Saved entries:
________________________

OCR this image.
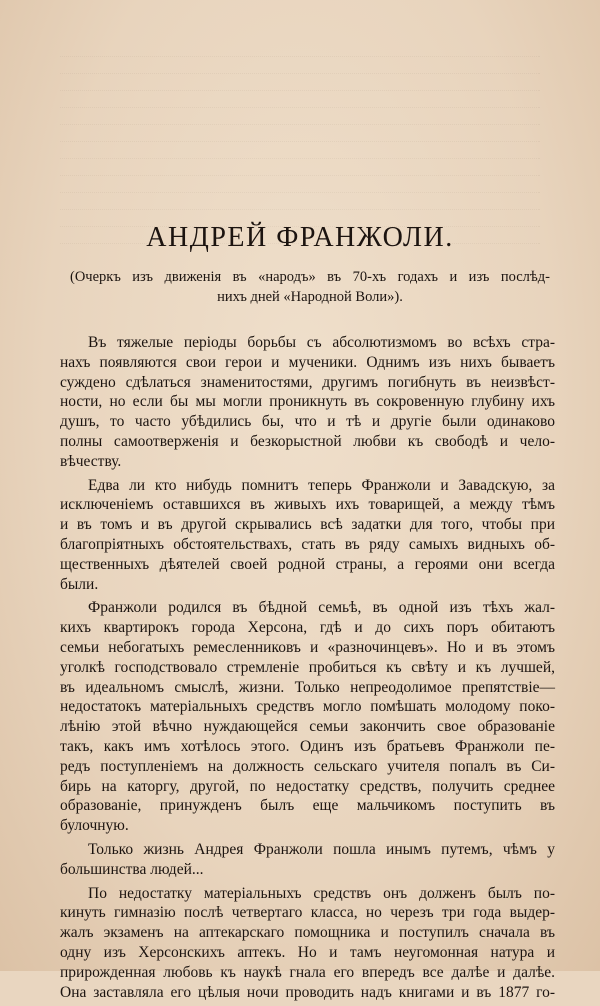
АНДРЕЙ ФРАНЖОЛИ.

(Очеркъ изъ движенія въ «народъ» въ 70-хъ годахъ и изъ послѣд-
нихъ дней «Народной Воли»).

Въ тяжелые періоды борьбы съ абсолютизмомъ во всѣхъ стра-
нахъ появляются свои герои и мученики. Однимъ изъ нихъ бываетъ
суждено сдѣлаться знаменитостями, другимъ погибнуть въ неизвѣст-
ности, но если бы мы могли проникнуть въ сокровенную глубину ихъ
душъ, то часто убѣдились бы, что и тѣ и другіе были одинаково
полны самоотверженія и безкорыстной любви къ свободѣ и чело-
вѣчеству.

Едва ли кто нибудь помнитъ теперь Франжоли и Завадскую, за
исключеніемъ оставшихся въ живыхъ ихъ товарищей, а между тѣмъ
и въ томъ и въ другой скрывались всѣ задатки для того, чтобы при
благопріятныхъ обстоятельствахъ, стать въ ряду самыхъ видныхъ об-
щественныхъ дѣятелей своей родной страны, а героями они всегда
были.

Франжоли родился въ бѣдной семьѣ, въ одной изъ тѣхъ жал-
кихъ квартирокъ города Херсона, гдѣ и до сихъ поръ обитаютъ
семьи небогатыхъ ремесленниковъ и «разночинцевъ». Но и въ этомъ
уголкѣ господствовало стремленіе пробиться къ свѣту и къ лучшей,
въ идеальномъ смыслѣ, жизни. Только непреодолимое препятствіе—
недостатокъ матеріальныхъ средствъ могло помѣшать молодому поко-
лѣнію этой вѣчно нуждающейся семьи закончить свое образованіе
такъ, какъ имъ хотѣлось этого. Одинъ изъ братьевъ Франжоли пе-
редъ поступленіемъ на должность сельскаго учителя попалъ въ Си-
бирь на каторгу, другой, по недостатку средствъ, получить среднее
образованіе, принужденъ былъ еще мальчикомъ поступить въ
булочную.

Только жизнь Андрея Франжоли пошла инымъ путемъ, чѣмъ у
большинства людей...

По недостатку матеріальныхъ средствъ онъ долженъ былъ по-
кинуть гимназію послѣ четвертаго класса, но черезъ три года выдер-
жалъ экзаменъ на аптекарскаго помощника и поступилъ сначала въ
одну изъ Херсонскихъ аптекъ. Но и тамъ неугомонная натура и
прирожденная любовь къ наукѣ гнала его впередъ все далѣе и далѣе.
Она заставляла его цѣлыя ночи проводить надъ книгами и въ 1877 го-
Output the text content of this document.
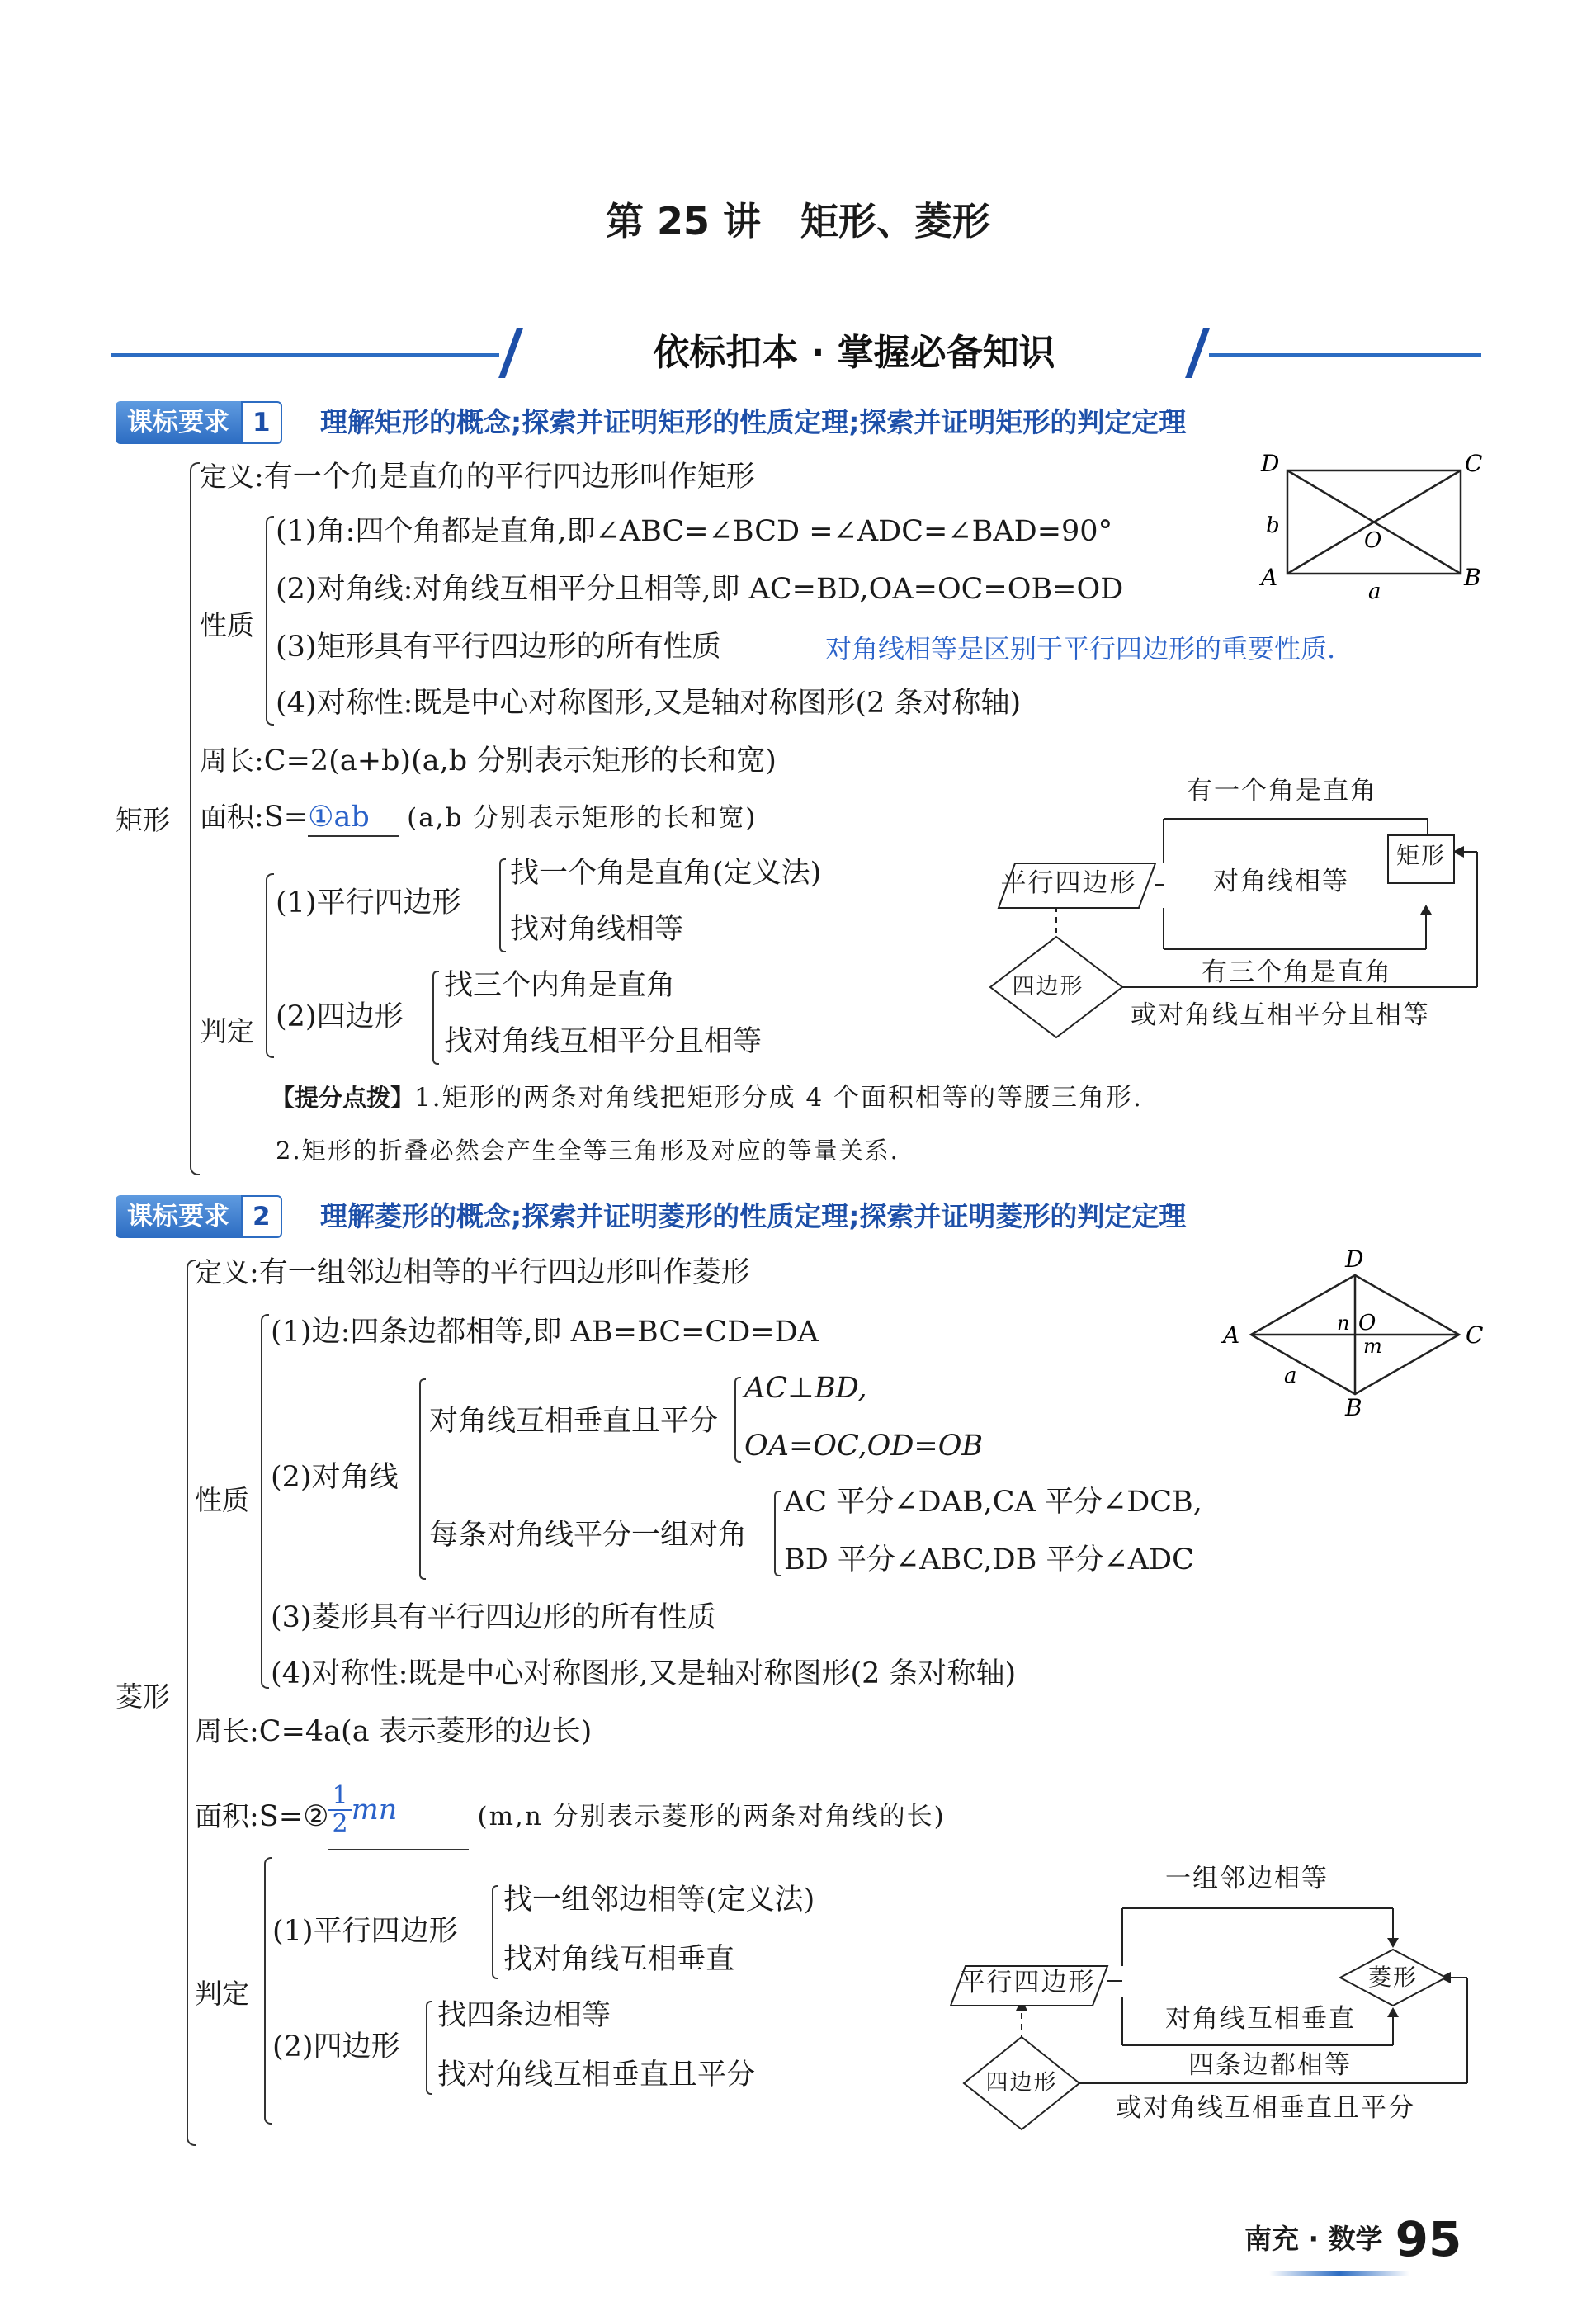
第 25 讲   矩形、菱形
依标扣本 · 掌握必备知识
课标要求 1	理解矩形的概念;探索并证明矩形的性质定理;探索并证明矩形的判定定理
矩形
定义:有一个角是直角的平行四边形叫作矩形
性质
(1)角:四个角都是直角,即∠ABC=∠BCD =∠ADC=∠BAD=90°
(2)对角线:对角线互相平分且相等,即 AC=BD,OA=OC=OB=OD
(3)矩形具有平行四边形的所有性质	对角线相等是区别于平行四边形的重要性质.
(4)对称性:既是中心对称图形,又是轴对称图形(2 条对称轴)
周长:C=2(a+b)(a,b 分别表示矩形的长和宽)
面积:S=①ab (a,b 分别表示矩形的长和宽)
判定
(1)平行四边形
找一个角是直角(定义法)
找对角线相等
(2)四边形
找三个内角是直角
找对角线互相平分且相等
【提分点拨】1.矩形的两条对角线把矩形分成 4 个面积相等的等腰三角形.
2.矩形的折叠必然会产生全等三角形及对应的等量关系.
D	C
A	B
O
b
a
平行四边形
四边形
矩形
有一个角是直角
对角线相等
有三个角是直角
或对角线互相平分且相等
课标要求 2	理解菱形的概念;探索并证明菱形的性质定理;探索并证明菱形的判定定理
菱形
定义:有一组邻边相等的平行四边形叫作菱形
性质
(1)边:四条边都相等,即 AB=BC=CD=DA
(2)对角线
对角线互相垂直且平分
AC⊥BD,
OA=OC,OD=OB
每条对角线平分一组对角
AC 平分∠DAB,CA 平分∠DCB,
BD 平分∠ABC,DB 平分∠ADC
(3)菱形具有平行四边形的所有性质
(4)对称性:既是中心对称图形,又是轴对称图形(2 条对称轴)
周长:C=4a(a 表示菱形的边长)
面积:S=② $\frac{1}{2}$ mn	(m,n 分别表示菱形的两条对角线的长)
判定
(1)平行四边形
找一组邻边相等(定义法)
找对角线互相垂直
(2)四边形
找四条边相等
找对角线互相垂直且平分
D
A	C
B
O
n
m
a
平行四边形
四边形
菱形
一组邻边相等
对角线互相垂直
四条边都相等
或对角线互相垂直且平分
南充 · 数学 95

________________________

What is asked:
Strip the images and reproduce the remaining records precisely.

Solution:
OCR this image.
АНДРЕЙ ФРАНЖОЛИ.

(Очеркъ изъ движенія въ «народъ» въ 70-хъ годахъ и изъ послѣд-
нихъ дней «Народной Воли»).

Въ тяжелые періоды борьбы съ абсолютизмомъ во всѣхъ стра-
нахъ появляются свои герои и мученики. Однимъ изъ нихъ бываетъ
суждено сдѣлаться знаменитостями, другимъ погибнуть въ неизвѣст-
ности, но если бы мы могли проникнуть въ сокровенную глубину ихъ
душъ, то часто убѣдились бы, что и тѣ и другіе были одинаково
полны самоотверженія и безкорыстной любви къ свободѣ и чело-
вѣчеству.

Едва ли кто нибудь помнитъ теперь Франжоли и Завадскую, за
исключеніемъ оставшихся въ живыхъ ихъ товарищей, а между тѣмъ
и въ томъ и въ другой скрывались всѣ задатки для того, чтобы при
благопріятныхъ обстоятельствахъ, стать въ ряду самыхъ видныхъ об-
щественныхъ дѣятелей своей родной страны, а героями они всегда
были.

Франжоли родился въ бѣдной семьѣ, въ одной изъ тѣхъ жал-
кихъ квартирокъ города Херсона, гдѣ и до сихъ поръ обитаютъ
семьи небогатыхъ ремесленниковъ и «разночинцевъ». Но и въ этомъ
уголкѣ господствовало стремленіе пробиться къ свѣту и къ лучшей,
въ идеальномъ смыслѣ, жизни. Только непреодолимое препятствіе—
недостатокъ матеріальныхъ средствъ могло помѣшать молодому поко-
лѣнію этой вѣчно нуждающейся семьи закончить свое образованіе
такъ, какъ имъ хотѣлось этого. Одинъ изъ братьевъ Франжоли пе-
редъ поступленіемъ на должность сельскаго учителя попалъ въ Си-
бирь на каторгу, другой, по недостатку средствъ, получить среднее
образованіе, принужденъ былъ еще мальчикомъ поступить въ
булочную.

Только жизнь Андрея Франжоли пошла инымъ путемъ, чѣмъ у
большинства людей...

По недостатку матеріальныхъ средствъ онъ долженъ былъ по-
кинуть гимназію послѣ четвертаго класса, но черезъ три года выдер-
жалъ экзаменъ на аптекарскаго помощника и поступилъ сначала въ
одну изъ Херсонскихъ аптекъ. Но и тамъ неугомонная натура и
прирожденная любовь къ наукѣ гнала его впередъ все далѣе и далѣе.
Она заставляла его цѣлыя ночи проводить надъ книгами и въ 1877 го-
Output the text content of this document.
第 25 讲   矩形、菱形
依标扣本 · 掌握必备知识
课标要求 1	理解矩形的概念;探索并证明矩形的性质定理;探索并证明矩形的判定定理
矩形
定义:有一个角是直角的平行四边形叫作矩形
性质
(1)角:四个角都是直角,即∠ABC=∠BCD =∠ADC=∠BAD=90°
(2)对角线:对角线互相平分且相等,即 AC=BD,OA=OC=OB=OD
(3)矩形具有平行四边形的所有性质	对角线相等是区别于平行四边形的重要性质.
(4)对称性:既是中心对称图形,又是轴对称图形(2 条对称轴)
周长:C=2(a+b)(a,b 分别表示矩形的长和宽)
面积:S=①ab (a,b 分别表示矩形的长和宽)
判定
(1)平行四边形
找一个角是直角(定义法)
找对角线相等
(2)四边形
找三个内角是直角
找对角线互相平分且相等
【提分点拨】1.矩形的两条对角线把矩形分成 4 个面积相等的等腰三角形.
2.矩形的折叠必然会产生全等三角形及对应的等量关系.
D	C
A	B
O
b
a
平行四边形
四边形
矩形
有一个角是直角
对角线相等
有三个角是直角
或对角线互相平分且相等
课标要求 2	理解菱形的概念;探索并证明菱形的性质定理;探索并证明菱形的判定定理
菱形
定义:有一组邻边相等的平行四边形叫作菱形
性质
(1)边:四条边都相等,即 AB=BC=CD=DA
(2)对角线
对角线互相垂直且平分
AC⊥BD,
OA=OC,OD=OB
每条对角线平分一组对角
AC 平分∠DAB,CA 平分∠DCB,
BD 平分∠ABC,DB 平分∠ADC
(3)菱形具有平行四边形的所有性质
(4)对称性:既是中心对称图形,又是轴对称图形(2 条对称轴)
周长:C=4a(a 表示菱形的边长)
面积:S=② $\frac{1}{2}$ mn	(m,n 分别表示菱形的两条对角线的长)
判定
(1)平行四边形
找一组邻边相等(定义法)
找对角线互相垂直
(2)四边形
找四条边相等
找对角线互相垂直且平分
D
A	C
B
O
n
m
a
平行四边形
四边形
菱形
一组邻边相等
对角线互相垂直
四条边都相等
或对角线互相垂直且平分
南充 · 数学 95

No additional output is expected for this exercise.